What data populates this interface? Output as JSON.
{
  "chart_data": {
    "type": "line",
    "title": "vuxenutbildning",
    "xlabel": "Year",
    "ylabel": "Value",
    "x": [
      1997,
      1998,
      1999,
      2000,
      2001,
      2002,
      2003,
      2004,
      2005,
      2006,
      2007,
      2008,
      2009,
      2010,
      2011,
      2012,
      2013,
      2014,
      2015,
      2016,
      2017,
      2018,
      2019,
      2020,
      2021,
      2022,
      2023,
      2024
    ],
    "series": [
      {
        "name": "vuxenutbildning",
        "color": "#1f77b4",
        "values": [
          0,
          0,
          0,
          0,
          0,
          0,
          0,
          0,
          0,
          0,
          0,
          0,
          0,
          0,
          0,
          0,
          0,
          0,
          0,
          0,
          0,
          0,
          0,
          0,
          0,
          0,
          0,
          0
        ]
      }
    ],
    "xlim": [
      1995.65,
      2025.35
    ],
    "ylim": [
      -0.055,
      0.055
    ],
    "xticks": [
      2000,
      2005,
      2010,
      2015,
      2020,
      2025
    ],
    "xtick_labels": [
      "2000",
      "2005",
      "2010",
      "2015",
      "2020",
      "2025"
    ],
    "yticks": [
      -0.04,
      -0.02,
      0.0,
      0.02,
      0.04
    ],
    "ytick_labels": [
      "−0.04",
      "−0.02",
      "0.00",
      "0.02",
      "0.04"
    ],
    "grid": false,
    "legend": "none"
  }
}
:::::
> PROBLEM REQUIREMENTS: Recopy the entries above exactly, with every line included.

> RESPONSE BELOW:
What data populates this interface? Output as JSON.
{
  "chart_data": {
    "type": "line",
    "title": "vuxenutbildning",
    "xlabel": "Year",
    "ylabel": "Value",
    "x": [
      1997,
      1998,
      1999,
      2000,
      2001,
      2002,
      2003,
      2004,
      2005,
      2006,
      2007,
      2008,
      2009,
      2010,
      2011,
      2012,
      2013,
      2014,
      2015,
      2016,
      2017,
      2018,
      2019,
      2020,
      2021,
      2022,
      2023,
      2024
    ],
    "series": [
      {
        "name": "vuxenutbildning",
        "color": "#1f77b4",
        "values": [
          0,
          0,
          0,
          0,
          0,
          0,
          0,
          0,
          0,
          0,
          0,
          0,
          0,
          0,
          0,
          0,
          0,
          0,
          0,
          0,
          0,
          0,
          0,
          0,
          0,
          0,
          0,
          0
        ]
      }
    ],
    "xlim": [
      1995.65,
      2025.35
    ],
    "ylim": [
      -0.055,
      0.055
    ],
    "xticks": [
      2000,
      2005,
      2010,
      2015,
      2020,
      2025
    ],
    "xtick_labels": [
      "2000",
      "2005",
      "2010",
      "2015",
      "2020",
      "2025"
    ],
    "yticks": [
      -0.04,
      -0.02,
      0.0,
      0.02,
      0.04
    ],
    "ytick_labels": [
      "−0.04",
      "−0.02",
      "0.00",
      "0.02",
      "0.04"
    ],
    "grid": false,
    "legend": "none"
  }
}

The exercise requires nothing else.